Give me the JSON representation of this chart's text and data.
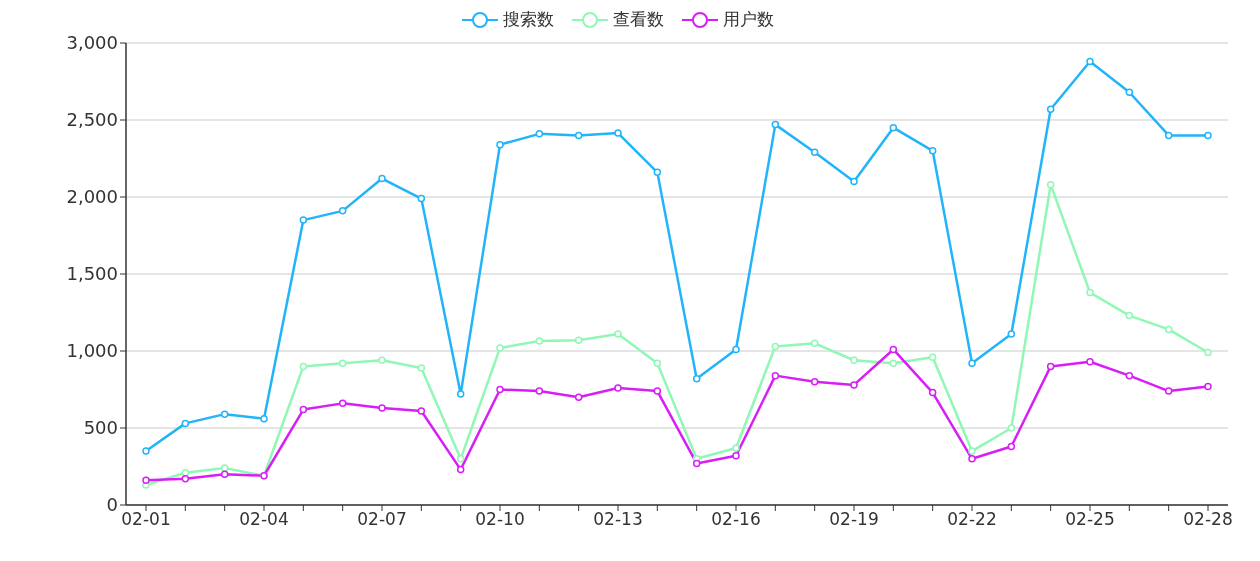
{
  "chart_data": {
    "type": "line",
    "categories": [
      "02-01",
      null,
      null,
      "02-04",
      null,
      null,
      "02-07",
      null,
      null,
      "02-10",
      null,
      null,
      "02-13",
      null,
      null,
      "02-16",
      null,
      null,
      "02-19",
      null,
      null,
      "02-22",
      null,
      null,
      "02-25",
      null,
      null,
      "02-28"
    ],
    "series": [
      {
        "name": "搜索数",
        "color": "#22b4fa",
        "values": [
          350,
          530,
          590,
          560,
          1850,
          1910,
          2120,
          1990,
          720,
          2340,
          2410,
          2400,
          2415,
          2160,
          820,
          1010,
          2470,
          2290,
          2100,
          2450,
          2300,
          920,
          1110,
          2570,
          2880,
          2680,
          2400,
          2400
        ]
      },
      {
        "name": "查看数",
        "color": "#90f7b5",
        "values": [
          130,
          210,
          240,
          190,
          900,
          920,
          940,
          890,
          300,
          1020,
          1065,
          1070,
          1110,
          920,
          300,
          370,
          1030,
          1050,
          940,
          920,
          960,
          350,
          500,
          2080,
          1380,
          1230,
          1140,
          990
        ]
      },
      {
        "name": "用户数",
        "color": "#d81ef6",
        "values": [
          160,
          170,
          200,
          190,
          620,
          660,
          630,
          610,
          230,
          750,
          740,
          700,
          760,
          740,
          270,
          320,
          840,
          800,
          780,
          1010,
          730,
          300,
          380,
          900,
          930,
          840,
          740,
          770
        ]
      }
    ],
    "ylim": [
      0,
      3000
    ],
    "yticks": [
      0,
      500,
      {
        "value": 1000,
        "label": "1,000"
      },
      {
        "value": 1500,
        "label": "1,500"
      },
      {
        "value": 2000,
        "label": "2,000"
      },
      {
        "value": 2500,
        "label": "2,500"
      },
      {
        "value": 3000,
        "label": "3,000"
      }
    ],
    "grid": "y",
    "legend": "top",
    "marker": "circle",
    "line_style": "solid"
  }
}
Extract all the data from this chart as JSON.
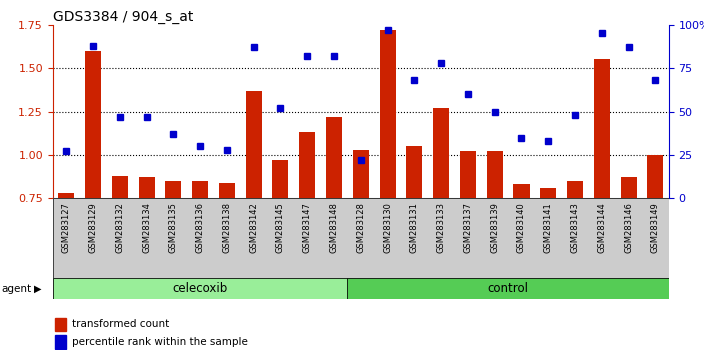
==============================
Task requirements » Print the complete listing exactly, apart from any pictures.

Worked solution »
Give me the JSON representation of this chart's text and data.
{
  "chart_data": {
    "type": "line",
    "categories": [
      "02-01",
      null,
      null,
      "02-04",
      null,
      null,
      "02-07",
      null,
      null,
      "02-10",
      null,
      null,
      "02-13",
      null,
      null,
      "02-16",
      null,
      null,
      "02-19",
      null,
      null,
      "02-22",
      null,
      null,
      "02-25",
      null,
      null,
      "02-28"
    ],
    "series": [
      {
        "name": "搜索数",
        "color": "#22b4fa",
        "values": [
          350,
          530,
          590,
          560,
          1850,
          1910,
          2120,
          1990,
          720,
          2340,
          2410,
          2400,
          2415,
          2160,
          820,
          1010,
          2470,
          2290,
          2100,
          2450,
          2300,
          920,
          1110,
          2570,
          2880,
          2680,
          2400,
          2400
        ]
      },
      {
        "name": "查看数",
        "color": "#90f7b5",
        "values": [
          130,
          210,
          240,
          190,
          900,
          920,
          940,
          890,
          300,
          1020,
          1065,
          1070,
          1110,
          920,
          300,
          370,
          1030,
          1050,
          940,
          920,
          960,
          350,
          500,
          2080,
          1380,
          1230,
          1140,
          990
        ]
      },
      {
        "name": "用户数",
        "color": "#d81ef6",
        "values": [
          160,
          170,
          200,
          190,
          620,
          660,
          630,
          610,
          230,
          750,
          740,
          700,
          760,
          740,
          270,
          320,
          840,
          800,
          780,
          1010,
          730,
          300,
          380,
          900,
          930,
          840,
          740,
          770
        ]
      }
    ],
    "ylim": [
      0,
      3000
    ],
    "yticks": [
      0,
      500,
      {
        "value": 1000,
        "label": "1,000"
      },
      {
        "value": 1500,
        "label": "1,500"
      },
      {
        "value": 2000,
        "label": "2,000"
      },
      {
        "value": 2500,
        "label": "2,500"
      },
      {
        "value": 3000,
        "label": "3,000"
      }
    ],
    "grid": "y",
    "legend": "top",
    "marker": "circle",
    "line_style": "solid"
  }
}
Extract all the data from this chart as JSON.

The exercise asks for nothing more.